[Begin Data]
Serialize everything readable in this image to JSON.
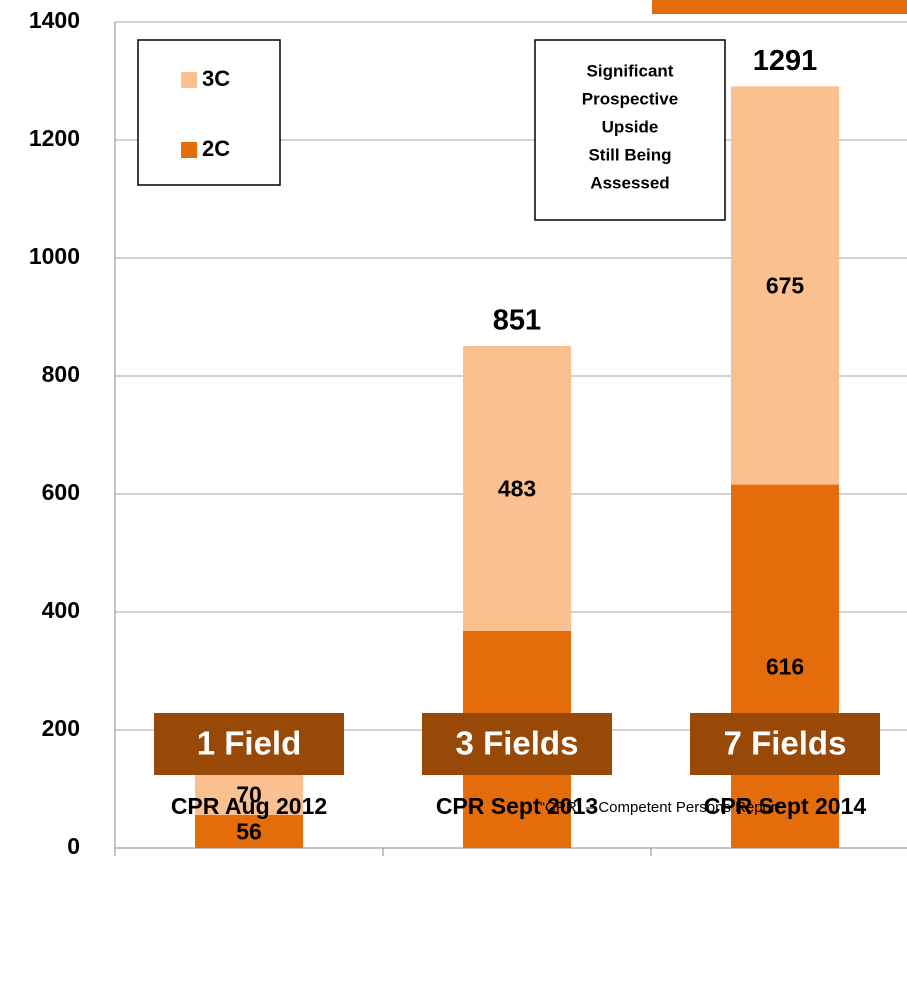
{
  "chart_data": {
    "type": "stacked-bar",
    "categories": [
      "CPR Aug 2012",
      "CPR Sept 2013",
      "CPR Sept 2014"
    ],
    "series": [
      {
        "name": "2C",
        "color": "#e46c0a",
        "values": [
          56,
          368,
          616
        ]
      },
      {
        "name": "3C",
        "color": "#fac090",
        "values": [
          70,
          483,
          675
        ]
      }
    ],
    "totals": [
      126,
      851,
      1291
    ],
    "ylim": [
      0,
      1400
    ],
    "yticks": [
      0,
      200,
      400,
      600,
      800,
      1000,
      1200,
      1400
    ],
    "grid": true,
    "legend": "top-left",
    "annotation": [
      "Significant",
      "Prospective",
      "Upside",
      "Still Being",
      "Assessed"
    ],
    "footnote": "“CPR” – Competent Persons Report",
    "fields": [
      "1 Field",
      "3 Fields",
      "7 Fields"
    ],
    "field_color": "#984807"
  }
}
[End Data]
Challenge = Give back each entry exactly as it appears, with no pictures.

Written reply =
Serialize everything readable in this image to JSON.
{
  "chart_data": {
    "type": "stacked-bar",
    "categories": [
      "CPR Aug 2012",
      "CPR Sept 2013",
      "CPR Sept 2014"
    ],
    "series": [
      {
        "name": "2C",
        "color": "#e46c0a",
        "values": [
          56,
          368,
          616
        ]
      },
      {
        "name": "3C",
        "color": "#fac090",
        "values": [
          70,
          483,
          675
        ]
      }
    ],
    "totals": [
      126,
      851,
      1291
    ],
    "ylim": [
      0,
      1400
    ],
    "yticks": [
      0,
      200,
      400,
      600,
      800,
      1000,
      1200,
      1400
    ],
    "grid": true,
    "legend": "top-left",
    "annotation": [
      "Significant",
      "Prospective",
      "Upside",
      "Still Being",
      "Assessed"
    ],
    "footnote": "“CPR” – Competent Persons Report",
    "fields": [
      "1 Field",
      "3 Fields",
      "7 Fields"
    ],
    "field_color": "#984807"
  }
}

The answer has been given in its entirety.